WORK INSTRUCTIONS
Write out all of the lines below, exactly and completely.

Extracted data entries
**********

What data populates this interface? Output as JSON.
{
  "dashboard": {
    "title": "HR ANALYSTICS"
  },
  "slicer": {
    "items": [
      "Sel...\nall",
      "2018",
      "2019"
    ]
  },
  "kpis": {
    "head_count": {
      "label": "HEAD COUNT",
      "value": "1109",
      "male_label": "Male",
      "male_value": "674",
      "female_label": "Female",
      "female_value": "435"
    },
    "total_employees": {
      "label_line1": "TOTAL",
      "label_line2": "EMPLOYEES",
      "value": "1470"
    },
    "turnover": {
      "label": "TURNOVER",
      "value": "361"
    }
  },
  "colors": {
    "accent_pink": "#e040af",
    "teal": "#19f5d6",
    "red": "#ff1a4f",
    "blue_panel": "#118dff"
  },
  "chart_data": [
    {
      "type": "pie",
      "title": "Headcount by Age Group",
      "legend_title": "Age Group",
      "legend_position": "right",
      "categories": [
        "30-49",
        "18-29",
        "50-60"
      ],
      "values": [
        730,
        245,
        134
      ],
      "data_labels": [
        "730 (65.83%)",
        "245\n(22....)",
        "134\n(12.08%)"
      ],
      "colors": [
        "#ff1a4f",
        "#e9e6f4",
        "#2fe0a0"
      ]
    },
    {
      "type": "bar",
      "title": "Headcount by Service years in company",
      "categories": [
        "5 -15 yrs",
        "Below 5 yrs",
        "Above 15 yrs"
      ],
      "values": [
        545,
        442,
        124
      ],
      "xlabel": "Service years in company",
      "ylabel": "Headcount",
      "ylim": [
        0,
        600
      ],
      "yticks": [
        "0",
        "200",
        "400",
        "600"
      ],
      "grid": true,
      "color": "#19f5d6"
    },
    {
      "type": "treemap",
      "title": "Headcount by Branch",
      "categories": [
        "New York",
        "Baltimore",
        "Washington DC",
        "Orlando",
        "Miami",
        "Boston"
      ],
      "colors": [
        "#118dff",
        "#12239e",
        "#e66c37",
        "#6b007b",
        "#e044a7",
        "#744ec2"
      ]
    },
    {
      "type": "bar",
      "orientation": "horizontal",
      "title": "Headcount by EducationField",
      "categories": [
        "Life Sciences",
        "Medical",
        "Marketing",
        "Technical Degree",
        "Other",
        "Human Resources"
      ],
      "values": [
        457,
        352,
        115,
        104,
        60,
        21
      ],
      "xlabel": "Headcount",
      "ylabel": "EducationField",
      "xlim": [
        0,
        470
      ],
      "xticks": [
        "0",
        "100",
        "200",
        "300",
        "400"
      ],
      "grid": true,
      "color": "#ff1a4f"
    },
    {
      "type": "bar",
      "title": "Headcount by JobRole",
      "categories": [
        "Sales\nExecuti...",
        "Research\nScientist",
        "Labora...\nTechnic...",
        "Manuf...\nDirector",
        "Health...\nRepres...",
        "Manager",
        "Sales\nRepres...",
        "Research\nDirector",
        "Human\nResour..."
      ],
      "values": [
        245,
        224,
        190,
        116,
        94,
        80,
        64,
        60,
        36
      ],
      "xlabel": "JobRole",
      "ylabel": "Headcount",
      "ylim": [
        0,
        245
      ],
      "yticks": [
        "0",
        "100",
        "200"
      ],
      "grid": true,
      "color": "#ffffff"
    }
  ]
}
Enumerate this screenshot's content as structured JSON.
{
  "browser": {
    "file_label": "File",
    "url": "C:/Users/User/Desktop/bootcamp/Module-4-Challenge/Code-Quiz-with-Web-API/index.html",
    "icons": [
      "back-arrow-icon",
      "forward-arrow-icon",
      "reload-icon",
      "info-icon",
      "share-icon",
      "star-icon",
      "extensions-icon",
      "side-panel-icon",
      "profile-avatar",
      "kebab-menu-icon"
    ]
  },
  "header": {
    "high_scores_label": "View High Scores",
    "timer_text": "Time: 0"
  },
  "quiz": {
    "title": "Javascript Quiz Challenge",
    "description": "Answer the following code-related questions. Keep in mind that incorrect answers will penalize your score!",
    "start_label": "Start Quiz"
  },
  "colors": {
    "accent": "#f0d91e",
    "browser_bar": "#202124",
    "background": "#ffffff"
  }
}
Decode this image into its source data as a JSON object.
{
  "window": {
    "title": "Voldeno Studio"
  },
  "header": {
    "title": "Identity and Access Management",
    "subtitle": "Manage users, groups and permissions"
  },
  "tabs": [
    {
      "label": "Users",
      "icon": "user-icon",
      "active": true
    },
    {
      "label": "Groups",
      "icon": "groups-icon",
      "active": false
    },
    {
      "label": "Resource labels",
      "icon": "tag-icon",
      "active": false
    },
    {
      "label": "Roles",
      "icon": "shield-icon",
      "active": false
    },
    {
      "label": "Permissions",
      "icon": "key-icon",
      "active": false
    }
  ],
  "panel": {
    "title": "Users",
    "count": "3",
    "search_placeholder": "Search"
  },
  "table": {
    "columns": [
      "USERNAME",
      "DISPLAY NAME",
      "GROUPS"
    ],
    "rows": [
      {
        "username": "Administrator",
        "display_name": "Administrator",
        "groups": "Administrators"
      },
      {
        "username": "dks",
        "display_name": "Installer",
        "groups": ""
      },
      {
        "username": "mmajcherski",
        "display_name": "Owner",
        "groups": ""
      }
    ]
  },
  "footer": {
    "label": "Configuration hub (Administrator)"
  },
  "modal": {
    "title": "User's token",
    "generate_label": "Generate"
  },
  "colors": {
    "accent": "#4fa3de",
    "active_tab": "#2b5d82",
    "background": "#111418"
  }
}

**********

RESPONSE
What data populates this interface? Output as JSON.
{
  "dashboard": {
    "title": "HR ANALYSTICS"
  },
  "slicer": {
    "items": [
      "Sel...\nall",
      "2018",
      "2019"
    ]
  },
  "kpis": {
    "head_count": {
      "label": "HEAD COUNT",
      "value": "1109",
      "male_label": "Male",
      "male_value": "674",
      "female_label": "Female",
      "female_value": "435"
    },
    "total_employees": {
      "label_line1": "TOTAL",
      "label_line2": "EMPLOYEES",
      "value": "1470"
    },
    "turnover": {
      "label": "TURNOVER",
      "value": "361"
    }
  },
  "colors": {
    "accent_pink": "#e040af",
    "teal": "#19f5d6",
    "red": "#ff1a4f",
    "blue_panel": "#118dff"
  },
  "chart_data": [
    {
      "type": "pie",
      "title": "Headcount by Age Group",
      "legend_title": "Age Group",
      "legend_position": "right",
      "categories": [
        "30-49",
        "18-29",
        "50-60"
      ],
      "values": [
        730,
        245,
        134
      ],
      "data_labels": [
        "730 (65.83%)",
        "245\n(22....)",
        "134\n(12.08%)"
      ],
      "colors": [
        "#ff1a4f",
        "#e9e6f4",
        "#2fe0a0"
      ]
    },
    {
      "type": "bar",
      "title": "Headcount by Service years in company",
      "categories": [
        "5 -15 yrs",
        "Below 5 yrs",
        "Above 15 yrs"
      ],
      "values": [
        545,
        442,
        124
      ],
      "xlabel": "Service years in company",
      "ylabel": "Headcount",
      "ylim": [
        0,
        600
      ],
      "yticks": [
        "0",
        "200",
        "400",
        "600"
      ],
      "grid": true,
      "color": "#19f5d6"
    },
    {
      "type": "treemap",
      "title": "Headcount by Branch",
      "categories": [
        "New York",
        "Baltimore",
        "Washington DC",
        "Orlando",
        "Miami",
        "Boston"
      ],
      "colors": [
        "#118dff",
        "#12239e",
        "#e66c37",
        "#6b007b",
        "#e044a7",
        "#744ec2"
      ]
    },
    {
      "type": "bar",
      "orientation": "horizontal",
      "title": "Headcount by EducationField",
      "categories": [
        "Life Sciences",
        "Medical",
        "Marketing",
        "Technical Degree",
        "Other",
        "Human Resources"
      ],
      "values": [
        457,
        352,
        115,
        104,
        60,
        21
      ],
      "xlabel": "Headcount",
      "ylabel": "EducationField",
      "xlim": [
        0,
        470
      ],
      "xticks": [
        "0",
        "100",
        "200",
        "300",
        "400"
      ],
      "grid": true,
      "color": "#ff1a4f"
    },
    {
      "type": "bar",
      "title": "Headcount by JobRole",
      "categories": [
        "Sales\nExecuti...",
        "Research\nScientist",
        "Labora...\nTechnic...",
        "Manuf...\nDirector",
        "Health...\nRepres...",
        "Manager",
        "Sales\nRepres...",
        "Research\nDirector",
        "Human\nResour..."
      ],
      "values": [
        245,
        224,
        190,
        116,
        94,
        80,
        64,
        60,
        36
      ],
      "xlabel": "JobRole",
      "ylabel": "Headcount",
      "ylim": [
        0,
        245
      ],
      "yticks": [
        "0",
        "100",
        "200"
      ],
      "grid": true,
      "color": "#ffffff"
    }
  ]
}
Enumerate this screenshot's content as structured JSON.
{
  "browser": {
    "file_label": "File",
    "url": "C:/Users/User/Desktop/bootcamp/Module-4-Challenge/Code-Quiz-with-Web-API/index.html",
    "icons": [
      "back-arrow-icon",
      "forward-arrow-icon",
      "reload-icon",
      "info-icon",
      "share-icon",
      "star-icon",
      "extensions-icon",
      "side-panel-icon",
      "profile-avatar",
      "kebab-menu-icon"
    ]
  },
  "header": {
    "high_scores_label": "View High Scores",
    "timer_text": "Time: 0"
  },
  "quiz": {
    "title": "Javascript Quiz Challenge",
    "description": "Answer the following code-related questions. Keep in mind that incorrect answers will penalize your score!",
    "start_label": "Start Quiz"
  },
  "colors": {
    "accent": "#f0d91e",
    "browser_bar": "#202124",
    "background": "#ffffff"
  }
}
Decode this image into its source data as a JSON object.
{
  "window": {
    "title": "Voldeno Studio"
  },
  "header": {
    "title": "Identity and Access Management",
    "subtitle": "Manage users, groups and permissions"
  },
  "tabs": [
    {
      "label": "Users",
      "icon": "user-icon",
      "active": true
    },
    {
      "label": "Groups",
      "icon": "groups-icon",
      "active": false
    },
    {
      "label": "Resource labels",
      "icon": "tag-icon",
      "active": false
    },
    {
      "label": "Roles",
      "icon": "shield-icon",
      "active": false
    },
    {
      "label": "Permissions",
      "icon": "key-icon",
      "active": false
    }
  ],
  "panel": {
    "title": "Users",
    "count": "3",
    "search_placeholder": "Search"
  },
  "table": {
    "columns": [
      "USERNAME",
      "DISPLAY NAME",
      "GROUPS"
    ],
    "rows": [
      {
        "username": "Administrator",
        "display_name": "Administrator",
        "groups": "Administrators"
      },
      {
        "username": "dks",
        "display_name": "Installer",
        "groups": ""
      },
      {
        "username": "mmajcherski",
        "display_name": "Owner",
        "groups": ""
      }
    ]
  },
  "footer": {
    "label": "Configuration hub (Administrator)"
  },
  "modal": {
    "title": "User's token",
    "generate_label": "Generate"
  },
  "colors": {
    "accent": "#4fa3de",
    "active_tab": "#2b5d82",
    "background": "#111418"
  }
}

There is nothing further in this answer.